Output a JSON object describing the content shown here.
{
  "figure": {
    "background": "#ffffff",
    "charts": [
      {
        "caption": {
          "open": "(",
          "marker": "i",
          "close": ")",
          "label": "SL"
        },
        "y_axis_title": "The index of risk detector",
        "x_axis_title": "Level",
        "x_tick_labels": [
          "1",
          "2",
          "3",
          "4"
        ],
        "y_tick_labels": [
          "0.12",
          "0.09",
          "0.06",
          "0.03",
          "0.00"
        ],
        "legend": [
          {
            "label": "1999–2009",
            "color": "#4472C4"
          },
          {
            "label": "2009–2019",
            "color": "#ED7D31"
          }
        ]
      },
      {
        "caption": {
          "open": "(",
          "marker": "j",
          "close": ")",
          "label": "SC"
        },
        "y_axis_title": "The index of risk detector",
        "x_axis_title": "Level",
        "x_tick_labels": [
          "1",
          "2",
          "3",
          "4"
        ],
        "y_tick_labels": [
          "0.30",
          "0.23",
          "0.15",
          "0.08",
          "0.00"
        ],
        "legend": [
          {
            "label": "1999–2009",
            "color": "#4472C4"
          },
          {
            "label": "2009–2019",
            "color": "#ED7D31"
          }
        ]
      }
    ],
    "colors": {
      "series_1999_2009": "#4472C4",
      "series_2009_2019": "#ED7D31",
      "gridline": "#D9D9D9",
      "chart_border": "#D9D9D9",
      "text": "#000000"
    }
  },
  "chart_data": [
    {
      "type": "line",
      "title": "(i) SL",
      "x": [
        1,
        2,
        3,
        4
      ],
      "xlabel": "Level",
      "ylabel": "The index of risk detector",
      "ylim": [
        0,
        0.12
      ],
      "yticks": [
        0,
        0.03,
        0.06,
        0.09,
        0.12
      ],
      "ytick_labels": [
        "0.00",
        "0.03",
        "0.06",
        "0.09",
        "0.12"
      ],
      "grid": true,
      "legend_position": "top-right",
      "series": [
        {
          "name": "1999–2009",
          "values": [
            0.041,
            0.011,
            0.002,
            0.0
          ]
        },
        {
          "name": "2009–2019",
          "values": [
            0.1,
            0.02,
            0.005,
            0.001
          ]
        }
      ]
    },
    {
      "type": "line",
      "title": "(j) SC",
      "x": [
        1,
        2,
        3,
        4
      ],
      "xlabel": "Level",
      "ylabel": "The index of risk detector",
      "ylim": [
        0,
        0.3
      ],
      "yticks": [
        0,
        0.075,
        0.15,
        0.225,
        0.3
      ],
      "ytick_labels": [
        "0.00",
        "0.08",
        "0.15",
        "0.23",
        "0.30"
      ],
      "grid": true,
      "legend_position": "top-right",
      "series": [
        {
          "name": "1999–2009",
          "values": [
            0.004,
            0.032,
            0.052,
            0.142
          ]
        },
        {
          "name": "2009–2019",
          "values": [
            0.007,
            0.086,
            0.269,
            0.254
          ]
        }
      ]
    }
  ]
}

──────────────────────────────

Your task is to reproduce all of the records exactly.

### [EXERCISE RESULT]
Output a JSON object describing the content shown here.
{
  "figure": {
    "background": "#ffffff",
    "charts": [
      {
        "caption": {
          "open": "(",
          "marker": "i",
          "close": ")",
          "label": "SL"
        },
        "y_axis_title": "The index of risk detector",
        "x_axis_title": "Level",
        "x_tick_labels": [
          "1",
          "2",
          "3",
          "4"
        ],
        "y_tick_labels": [
          "0.12",
          "0.09",
          "0.06",
          "0.03",
          "0.00"
        ],
        "legend": [
          {
            "label": "1999–2009",
            "color": "#4472C4"
          },
          {
            "label": "2009–2019",
            "color": "#ED7D31"
          }
        ]
      },
      {
        "caption": {
          "open": "(",
          "marker": "j",
          "close": ")",
          "label": "SC"
        },
        "y_axis_title": "The index of risk detector",
        "x_axis_title": "Level",
        "x_tick_labels": [
          "1",
          "2",
          "3",
          "4"
        ],
        "y_tick_labels": [
          "0.30",
          "0.23",
          "0.15",
          "0.08",
          "0.00"
        ],
        "legend": [
          {
            "label": "1999–2009",
            "color": "#4472C4"
          },
          {
            "label": "2009–2019",
            "color": "#ED7D31"
          }
        ]
      }
    ],
    "colors": {
      "series_1999_2009": "#4472C4",
      "series_2009_2019": "#ED7D31",
      "gridline": "#D9D9D9",
      "chart_border": "#D9D9D9",
      "text": "#000000"
    }
  },
  "chart_data": [
    {
      "type": "line",
      "title": "(i) SL",
      "x": [
        1,
        2,
        3,
        4
      ],
      "xlabel": "Level",
      "ylabel": "The index of risk detector",
      "ylim": [
        0,
        0.12
      ],
      "yticks": [
        0,
        0.03,
        0.06,
        0.09,
        0.12
      ],
      "ytick_labels": [
        "0.00",
        "0.03",
        "0.06",
        "0.09",
        "0.12"
      ],
      "grid": true,
      "legend_position": "top-right",
      "series": [
        {
          "name": "1999–2009",
          "values": [
            0.041,
            0.011,
            0.002,
            0.0
          ]
        },
        {
          "name": "2009–2019",
          "values": [
            0.1,
            0.02,
            0.005,
            0.001
          ]
        }
      ]
    },
    {
      "type": "line",
      "title": "(j) SC",
      "x": [
        1,
        2,
        3,
        4
      ],
      "xlabel": "Level",
      "ylabel": "The index of risk detector",
      "ylim": [
        0,
        0.3
      ],
      "yticks": [
        0,
        0.075,
        0.15,
        0.225,
        0.3
      ],
      "ytick_labels": [
        "0.00",
        "0.08",
        "0.15",
        "0.23",
        "0.30"
      ],
      "grid": true,
      "legend_position": "top-right",
      "series": [
        {
          "name": "1999–2009",
          "values": [
            0.004,
            0.032,
            0.052,
            0.142
          ]
        },
        {
          "name": "2009–2019",
          "values": [
            0.007,
            0.086,
            0.269,
            0.254
          ]
        }
      ]
    }
  ]
}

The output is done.